A democratic society is about balancing power and competing interests. Equality is the basis for inclusion that is the unity of a donut. But that is not the church. The church is not society. The church is the community of Divine Love. And in Divine Love those with more power and comfort make a way for those who have been rejected. Love is the basis for inclusion in a unity of the Spirit of Christ.
I am a straight white man. And issues of sexuality make me feel uncomfortable. That’s a need that I have; I have a need to be made comfortable. But my need is secondary to the greater needs of LGBTQ persons who have been rejected from the church. Specifically, what comes first are the needs of millennial LGBTQ persons who have contemplated or attempted suicide. My need to be comfortable takes a back seat to their need to live!
My need to be comfortable in the church, for you to not disturb me with something that might make me feel uncomfortable, is secondary to the needs of people who have been turned away from the church for decades because they have seen what has happened and they say, “I’m never going to church ever again.”
Yes, I have a need, but my need comes second in the community of Divine Love. And I can scoot over in the pew. You know what it’s like to sit in the pew. You have those nice pew pads and you create a groove because you have been sitting there for years. And it fits just right. You know that if you scoot over you will have to sit on the hump. Nobody wants to sit on the hump. Well, scoot on over. Sit on the hump because there are some folks who have never had a place in our pews.

**Things to do**
a) For each statement below, decide whether it agrees with the passage on the church and Divine Love above. Answer yes or no and quote the words from the passage that decide it. (i) The passage holds that the church is the same as society. (ii) The speaker admits that issues of sexuality cause discomfort. (iii) The passage claims that sitting on the hump is something everyone is glad to do.
b) Write a continuation of the passage on the church and Divine Love, picking up right after its final sentence.

**Information shown**
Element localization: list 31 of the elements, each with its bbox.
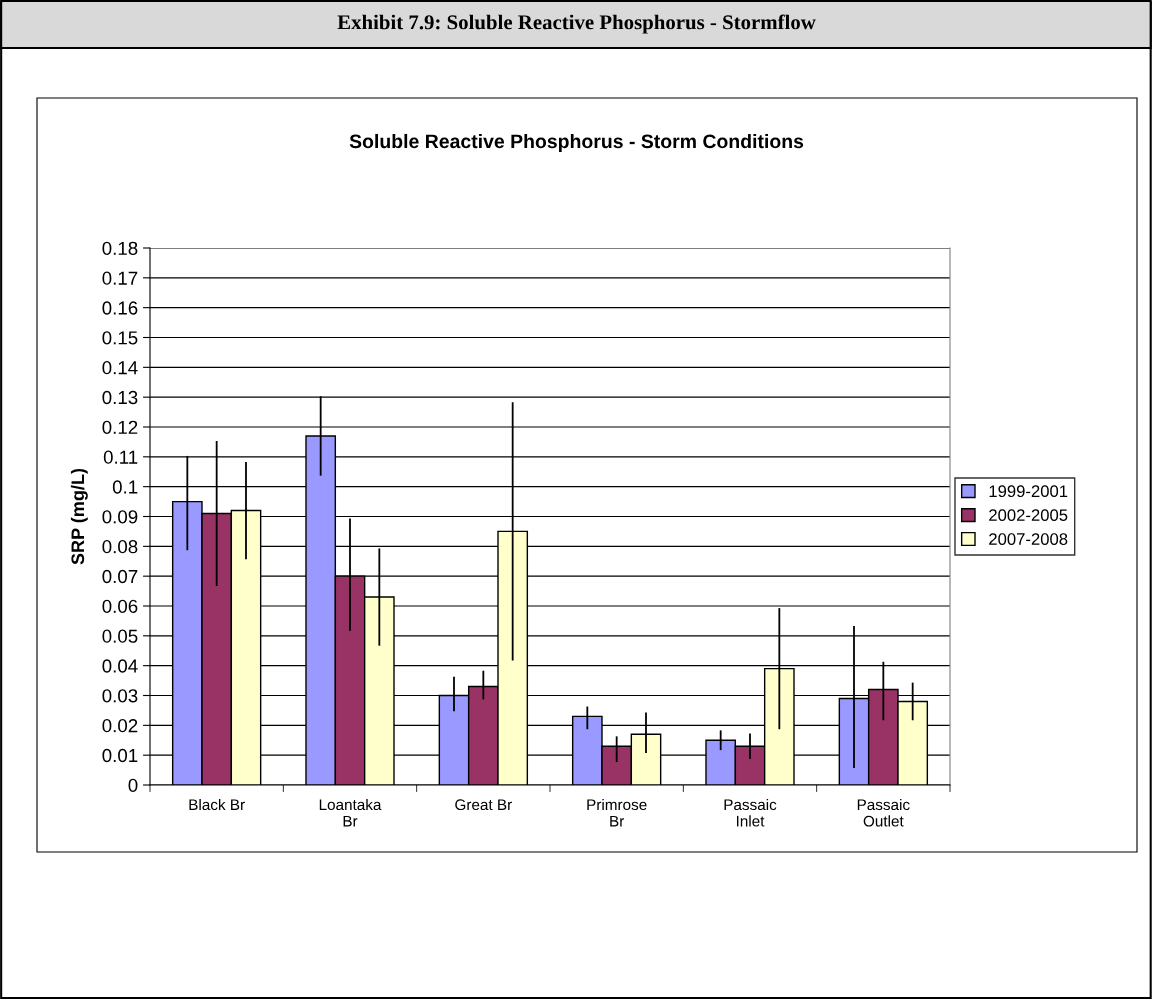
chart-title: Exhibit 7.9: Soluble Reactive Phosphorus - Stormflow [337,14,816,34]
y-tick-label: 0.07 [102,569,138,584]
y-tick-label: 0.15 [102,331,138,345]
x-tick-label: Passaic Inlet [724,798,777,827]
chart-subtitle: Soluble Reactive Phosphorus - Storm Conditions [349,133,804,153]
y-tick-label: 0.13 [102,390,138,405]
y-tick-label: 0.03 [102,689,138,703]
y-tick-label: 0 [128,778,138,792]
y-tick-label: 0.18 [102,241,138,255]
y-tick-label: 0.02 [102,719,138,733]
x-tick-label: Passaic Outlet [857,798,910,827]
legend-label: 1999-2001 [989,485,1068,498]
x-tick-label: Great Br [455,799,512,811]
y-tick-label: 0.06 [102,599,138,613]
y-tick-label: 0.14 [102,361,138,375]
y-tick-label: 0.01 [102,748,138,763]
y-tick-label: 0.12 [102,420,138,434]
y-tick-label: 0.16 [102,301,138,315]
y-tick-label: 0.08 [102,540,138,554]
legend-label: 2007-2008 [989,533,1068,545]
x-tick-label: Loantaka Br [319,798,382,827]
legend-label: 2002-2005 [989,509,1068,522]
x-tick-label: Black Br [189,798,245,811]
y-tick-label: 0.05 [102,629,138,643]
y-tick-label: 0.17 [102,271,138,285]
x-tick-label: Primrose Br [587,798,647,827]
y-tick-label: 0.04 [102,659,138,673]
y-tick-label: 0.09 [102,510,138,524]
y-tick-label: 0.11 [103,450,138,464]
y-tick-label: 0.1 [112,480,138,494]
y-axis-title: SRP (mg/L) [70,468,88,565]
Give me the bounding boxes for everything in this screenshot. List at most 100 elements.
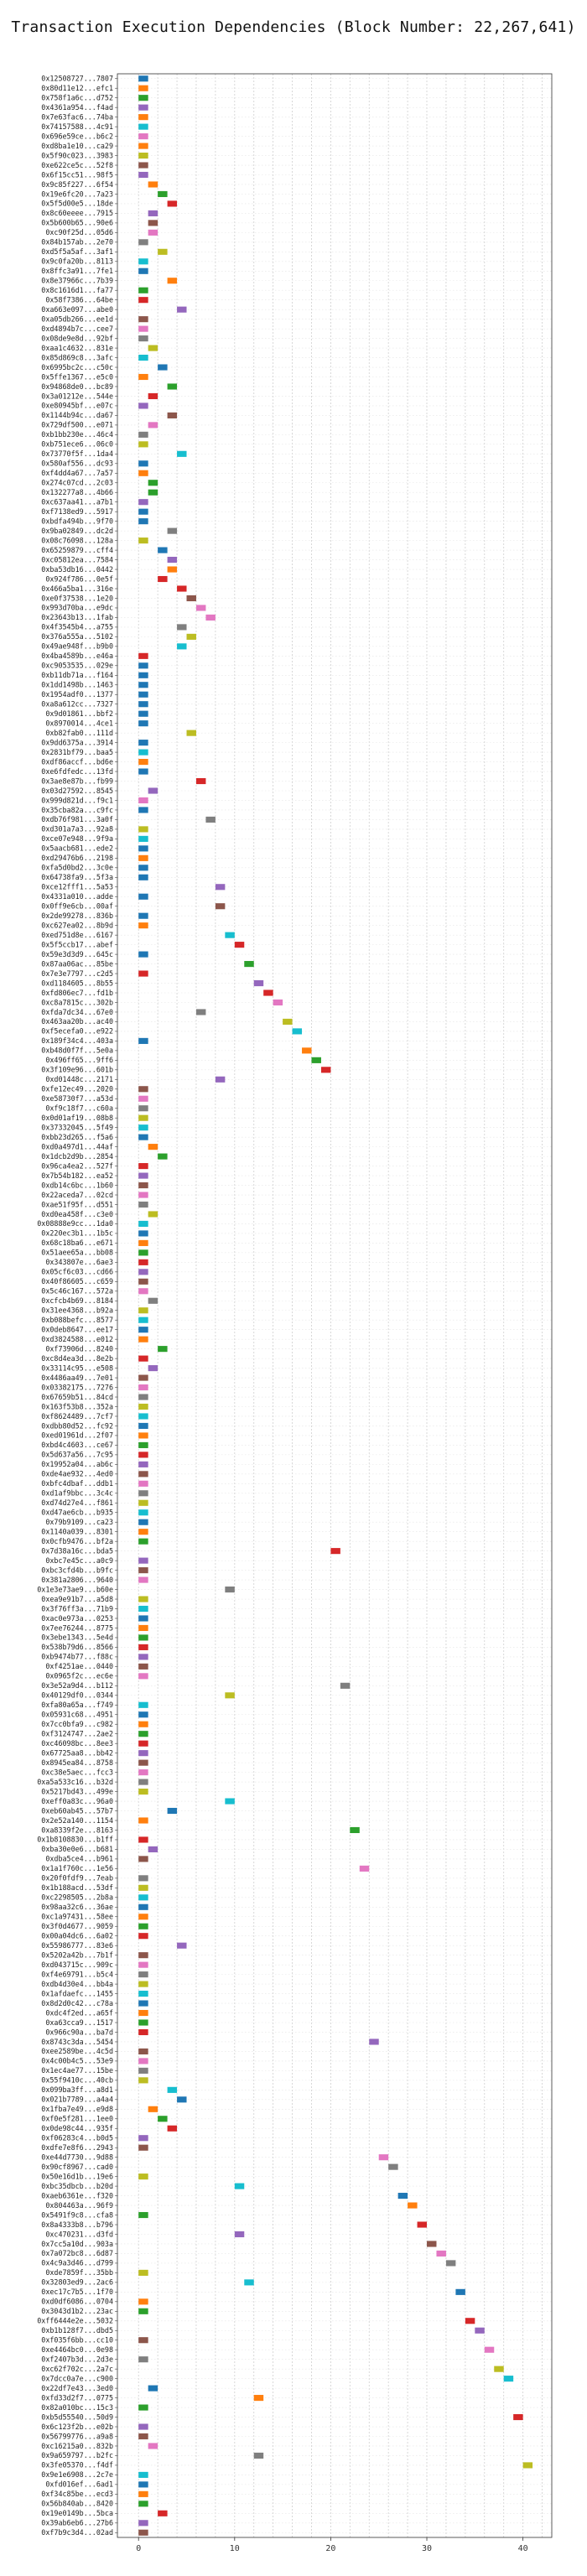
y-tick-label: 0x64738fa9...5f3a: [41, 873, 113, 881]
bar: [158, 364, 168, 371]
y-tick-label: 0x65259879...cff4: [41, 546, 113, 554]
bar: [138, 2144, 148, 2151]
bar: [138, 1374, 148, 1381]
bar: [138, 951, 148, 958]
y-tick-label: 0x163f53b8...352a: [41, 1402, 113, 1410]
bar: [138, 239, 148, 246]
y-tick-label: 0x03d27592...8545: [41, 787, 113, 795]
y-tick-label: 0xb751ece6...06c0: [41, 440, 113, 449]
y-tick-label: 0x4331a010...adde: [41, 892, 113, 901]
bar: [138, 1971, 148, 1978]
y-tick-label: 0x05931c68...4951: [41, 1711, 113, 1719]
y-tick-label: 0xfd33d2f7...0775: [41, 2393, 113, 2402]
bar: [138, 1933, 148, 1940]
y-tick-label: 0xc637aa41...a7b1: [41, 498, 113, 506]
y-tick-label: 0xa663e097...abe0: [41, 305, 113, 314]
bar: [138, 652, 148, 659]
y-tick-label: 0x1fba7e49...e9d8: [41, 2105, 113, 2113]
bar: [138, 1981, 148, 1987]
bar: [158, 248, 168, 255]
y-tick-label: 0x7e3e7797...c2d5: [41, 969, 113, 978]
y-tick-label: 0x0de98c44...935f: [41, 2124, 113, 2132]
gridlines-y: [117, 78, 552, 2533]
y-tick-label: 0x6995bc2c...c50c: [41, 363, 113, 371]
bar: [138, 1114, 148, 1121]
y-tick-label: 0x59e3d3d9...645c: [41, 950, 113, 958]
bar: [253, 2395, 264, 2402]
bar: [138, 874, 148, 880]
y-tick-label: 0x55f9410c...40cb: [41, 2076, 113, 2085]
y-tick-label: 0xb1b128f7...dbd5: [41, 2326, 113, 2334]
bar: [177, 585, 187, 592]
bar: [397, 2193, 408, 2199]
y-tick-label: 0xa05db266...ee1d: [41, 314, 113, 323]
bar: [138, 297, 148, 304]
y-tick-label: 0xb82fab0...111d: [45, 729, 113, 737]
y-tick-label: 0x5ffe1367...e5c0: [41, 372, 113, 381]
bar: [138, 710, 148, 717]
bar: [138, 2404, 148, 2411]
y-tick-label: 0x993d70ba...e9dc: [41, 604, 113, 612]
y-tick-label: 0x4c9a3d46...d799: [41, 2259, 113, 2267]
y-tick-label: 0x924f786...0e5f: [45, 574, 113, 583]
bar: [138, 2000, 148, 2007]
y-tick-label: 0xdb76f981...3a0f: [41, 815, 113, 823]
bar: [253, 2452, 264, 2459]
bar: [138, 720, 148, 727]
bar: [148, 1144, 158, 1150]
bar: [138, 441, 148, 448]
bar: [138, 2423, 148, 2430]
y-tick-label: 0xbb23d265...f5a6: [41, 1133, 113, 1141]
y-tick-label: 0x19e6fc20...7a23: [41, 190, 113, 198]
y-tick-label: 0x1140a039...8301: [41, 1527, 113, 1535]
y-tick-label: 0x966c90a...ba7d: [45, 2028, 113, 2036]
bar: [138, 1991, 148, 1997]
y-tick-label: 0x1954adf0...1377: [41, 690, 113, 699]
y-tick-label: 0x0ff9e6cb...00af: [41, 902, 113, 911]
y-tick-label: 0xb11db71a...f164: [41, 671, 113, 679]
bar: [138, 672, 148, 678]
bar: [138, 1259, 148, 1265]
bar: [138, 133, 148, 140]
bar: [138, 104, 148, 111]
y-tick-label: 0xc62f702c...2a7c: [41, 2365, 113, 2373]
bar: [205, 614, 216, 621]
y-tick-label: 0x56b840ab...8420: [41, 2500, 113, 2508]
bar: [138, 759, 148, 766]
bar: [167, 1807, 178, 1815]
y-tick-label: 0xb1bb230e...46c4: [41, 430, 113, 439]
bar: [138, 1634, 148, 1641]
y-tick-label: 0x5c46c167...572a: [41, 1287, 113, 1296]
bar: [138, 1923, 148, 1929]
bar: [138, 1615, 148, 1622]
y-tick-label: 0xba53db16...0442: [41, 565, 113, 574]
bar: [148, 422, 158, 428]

**Solved problems**
a)
(i) No: "The church is not society."
(ii) Yes: "And issues of sexuality make me feel uncomfortable."
(iii) No: "Nobody wants to sit on the hump."

b)
In the new Methodism there will be full inclusion of LGBTQ persons into membership and leadership and that debate is over. Because what did Paul say about love? “Love does not insist on its own way.”
While my other posts represent my own views, this affirmation represents the church I serve, North United Methodist Church. November 9, North will be offering a one-day conference for churches wanting to learn how to become inclusive.
However, I have served other, more conservative congregations over the past 29 years. I know that most congregations are not at the same place that North is. Indeed, the great irony is that we are on the verge of separation over an issue that probably 90% of our local churches have never discussed. If full inclusion is to be a non-negotiable, what are we to do with those congregations?